━━━ Material ━━━

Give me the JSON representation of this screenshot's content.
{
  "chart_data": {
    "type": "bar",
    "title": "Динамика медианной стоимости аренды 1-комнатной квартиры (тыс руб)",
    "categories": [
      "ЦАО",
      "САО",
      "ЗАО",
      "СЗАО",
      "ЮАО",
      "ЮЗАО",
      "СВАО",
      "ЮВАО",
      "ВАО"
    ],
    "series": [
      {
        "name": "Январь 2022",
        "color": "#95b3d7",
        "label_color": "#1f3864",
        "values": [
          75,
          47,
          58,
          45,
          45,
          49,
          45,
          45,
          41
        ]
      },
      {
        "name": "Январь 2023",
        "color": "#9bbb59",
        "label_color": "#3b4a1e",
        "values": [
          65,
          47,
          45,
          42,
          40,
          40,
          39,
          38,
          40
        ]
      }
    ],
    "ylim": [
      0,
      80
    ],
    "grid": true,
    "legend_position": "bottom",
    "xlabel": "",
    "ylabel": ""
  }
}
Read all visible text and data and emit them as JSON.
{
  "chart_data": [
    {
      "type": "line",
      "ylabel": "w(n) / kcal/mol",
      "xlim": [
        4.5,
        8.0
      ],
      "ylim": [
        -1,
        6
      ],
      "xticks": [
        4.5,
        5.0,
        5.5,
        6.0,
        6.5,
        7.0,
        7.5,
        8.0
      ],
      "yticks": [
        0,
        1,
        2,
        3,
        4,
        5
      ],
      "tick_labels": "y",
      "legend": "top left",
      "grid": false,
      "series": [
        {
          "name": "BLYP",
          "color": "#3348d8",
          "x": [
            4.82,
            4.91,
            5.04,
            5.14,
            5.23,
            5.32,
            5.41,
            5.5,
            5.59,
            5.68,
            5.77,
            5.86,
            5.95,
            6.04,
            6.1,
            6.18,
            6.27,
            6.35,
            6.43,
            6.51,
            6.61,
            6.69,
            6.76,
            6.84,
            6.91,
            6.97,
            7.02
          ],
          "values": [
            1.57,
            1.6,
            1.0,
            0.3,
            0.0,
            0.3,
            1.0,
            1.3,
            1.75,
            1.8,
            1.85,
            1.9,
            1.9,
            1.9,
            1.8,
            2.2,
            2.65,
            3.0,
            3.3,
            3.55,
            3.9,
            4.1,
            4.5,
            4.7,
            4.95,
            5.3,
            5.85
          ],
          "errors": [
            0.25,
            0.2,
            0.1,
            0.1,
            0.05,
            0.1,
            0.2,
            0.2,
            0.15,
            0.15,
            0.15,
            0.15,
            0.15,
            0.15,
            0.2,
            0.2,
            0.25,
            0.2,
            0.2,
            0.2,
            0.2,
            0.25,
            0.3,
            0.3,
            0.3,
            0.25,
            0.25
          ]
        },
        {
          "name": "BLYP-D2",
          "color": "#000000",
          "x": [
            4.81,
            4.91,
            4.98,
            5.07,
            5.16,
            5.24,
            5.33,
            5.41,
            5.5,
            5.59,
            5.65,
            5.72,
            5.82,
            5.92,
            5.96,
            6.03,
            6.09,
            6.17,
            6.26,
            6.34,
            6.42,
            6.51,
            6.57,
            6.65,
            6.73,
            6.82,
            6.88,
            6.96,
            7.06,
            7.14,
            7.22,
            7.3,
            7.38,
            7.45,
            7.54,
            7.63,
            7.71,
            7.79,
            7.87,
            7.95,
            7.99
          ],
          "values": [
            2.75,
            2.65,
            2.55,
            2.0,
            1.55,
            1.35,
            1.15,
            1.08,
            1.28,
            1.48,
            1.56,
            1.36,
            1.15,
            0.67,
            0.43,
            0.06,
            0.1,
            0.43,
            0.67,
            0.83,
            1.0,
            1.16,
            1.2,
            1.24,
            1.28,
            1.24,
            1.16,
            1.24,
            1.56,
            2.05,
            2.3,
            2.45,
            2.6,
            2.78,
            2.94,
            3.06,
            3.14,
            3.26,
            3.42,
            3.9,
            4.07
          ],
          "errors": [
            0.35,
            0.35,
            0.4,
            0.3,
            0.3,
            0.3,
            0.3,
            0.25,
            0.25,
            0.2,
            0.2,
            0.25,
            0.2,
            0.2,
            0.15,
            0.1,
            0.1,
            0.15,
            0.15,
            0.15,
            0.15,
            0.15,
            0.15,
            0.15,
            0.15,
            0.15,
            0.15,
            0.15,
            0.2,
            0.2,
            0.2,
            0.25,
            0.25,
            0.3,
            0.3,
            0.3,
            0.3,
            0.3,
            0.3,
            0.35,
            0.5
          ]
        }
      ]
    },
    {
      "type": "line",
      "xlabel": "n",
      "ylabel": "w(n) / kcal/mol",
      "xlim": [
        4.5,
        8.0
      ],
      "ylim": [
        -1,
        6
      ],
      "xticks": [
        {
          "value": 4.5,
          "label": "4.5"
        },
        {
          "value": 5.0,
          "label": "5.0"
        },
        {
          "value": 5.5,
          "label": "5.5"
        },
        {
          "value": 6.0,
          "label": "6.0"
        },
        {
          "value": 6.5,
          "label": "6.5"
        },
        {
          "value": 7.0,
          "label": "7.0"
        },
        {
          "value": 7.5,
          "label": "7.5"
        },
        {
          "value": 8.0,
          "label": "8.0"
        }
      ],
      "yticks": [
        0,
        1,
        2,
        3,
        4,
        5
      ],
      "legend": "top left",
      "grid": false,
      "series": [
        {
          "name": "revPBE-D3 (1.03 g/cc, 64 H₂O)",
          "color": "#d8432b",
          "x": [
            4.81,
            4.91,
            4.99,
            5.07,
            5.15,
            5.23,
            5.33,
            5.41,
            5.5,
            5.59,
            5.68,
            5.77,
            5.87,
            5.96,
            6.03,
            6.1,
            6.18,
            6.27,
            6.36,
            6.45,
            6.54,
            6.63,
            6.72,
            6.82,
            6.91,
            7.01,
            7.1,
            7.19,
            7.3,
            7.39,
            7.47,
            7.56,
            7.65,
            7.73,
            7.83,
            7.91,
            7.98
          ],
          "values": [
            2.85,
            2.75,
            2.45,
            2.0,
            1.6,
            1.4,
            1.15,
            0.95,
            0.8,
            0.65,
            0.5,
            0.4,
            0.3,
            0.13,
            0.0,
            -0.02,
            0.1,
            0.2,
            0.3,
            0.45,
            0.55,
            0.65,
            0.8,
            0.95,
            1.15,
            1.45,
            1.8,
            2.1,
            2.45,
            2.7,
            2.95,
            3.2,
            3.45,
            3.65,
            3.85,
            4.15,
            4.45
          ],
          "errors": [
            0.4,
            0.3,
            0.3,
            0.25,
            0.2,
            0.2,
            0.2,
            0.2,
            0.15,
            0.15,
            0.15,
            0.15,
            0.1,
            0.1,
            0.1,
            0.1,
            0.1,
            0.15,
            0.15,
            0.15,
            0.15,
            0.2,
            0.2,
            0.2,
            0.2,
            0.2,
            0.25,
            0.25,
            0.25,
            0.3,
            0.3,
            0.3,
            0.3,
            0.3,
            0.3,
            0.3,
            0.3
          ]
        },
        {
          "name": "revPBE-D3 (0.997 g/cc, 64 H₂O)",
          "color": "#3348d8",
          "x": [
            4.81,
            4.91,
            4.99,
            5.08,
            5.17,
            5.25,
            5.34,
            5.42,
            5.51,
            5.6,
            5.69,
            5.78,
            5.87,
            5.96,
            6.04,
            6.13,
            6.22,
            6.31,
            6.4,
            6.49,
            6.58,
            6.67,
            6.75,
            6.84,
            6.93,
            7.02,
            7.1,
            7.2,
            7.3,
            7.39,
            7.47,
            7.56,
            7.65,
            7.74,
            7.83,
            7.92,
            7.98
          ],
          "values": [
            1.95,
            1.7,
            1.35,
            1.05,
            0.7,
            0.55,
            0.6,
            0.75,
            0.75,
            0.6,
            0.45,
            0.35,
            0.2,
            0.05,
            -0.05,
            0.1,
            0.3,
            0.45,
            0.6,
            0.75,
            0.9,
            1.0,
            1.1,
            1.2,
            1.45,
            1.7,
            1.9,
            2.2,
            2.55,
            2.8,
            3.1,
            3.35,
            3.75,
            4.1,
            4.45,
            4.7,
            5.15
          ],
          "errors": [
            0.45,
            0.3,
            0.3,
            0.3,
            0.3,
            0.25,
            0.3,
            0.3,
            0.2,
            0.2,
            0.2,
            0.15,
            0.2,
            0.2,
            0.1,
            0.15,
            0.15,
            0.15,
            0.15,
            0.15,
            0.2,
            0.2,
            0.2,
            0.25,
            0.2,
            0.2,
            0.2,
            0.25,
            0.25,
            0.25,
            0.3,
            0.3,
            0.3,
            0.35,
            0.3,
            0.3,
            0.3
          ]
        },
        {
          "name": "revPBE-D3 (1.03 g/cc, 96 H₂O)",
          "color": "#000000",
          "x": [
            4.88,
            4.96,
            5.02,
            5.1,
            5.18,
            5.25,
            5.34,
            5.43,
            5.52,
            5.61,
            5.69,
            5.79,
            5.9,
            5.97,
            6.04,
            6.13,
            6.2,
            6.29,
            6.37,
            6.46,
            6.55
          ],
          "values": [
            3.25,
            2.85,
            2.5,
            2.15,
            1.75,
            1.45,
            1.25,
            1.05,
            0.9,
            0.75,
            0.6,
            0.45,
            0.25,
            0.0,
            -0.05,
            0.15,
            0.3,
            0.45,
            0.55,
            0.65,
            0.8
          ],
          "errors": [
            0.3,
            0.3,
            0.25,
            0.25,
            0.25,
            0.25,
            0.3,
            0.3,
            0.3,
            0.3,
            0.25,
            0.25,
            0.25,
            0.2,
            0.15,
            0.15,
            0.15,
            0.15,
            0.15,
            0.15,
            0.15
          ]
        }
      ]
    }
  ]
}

━━━

→ To do
Take every line above carrying "revPBE" and return it.

→ Answer in full
          "name": "revPBE-D3 (1.03 g/cc, 64 H₂O)",
          "name": "revPBE-D3 (0.997 g/cc, 64 H₂O)",
          "name": "revPBE-D3 (1.03 g/cc, 96 H₂O)",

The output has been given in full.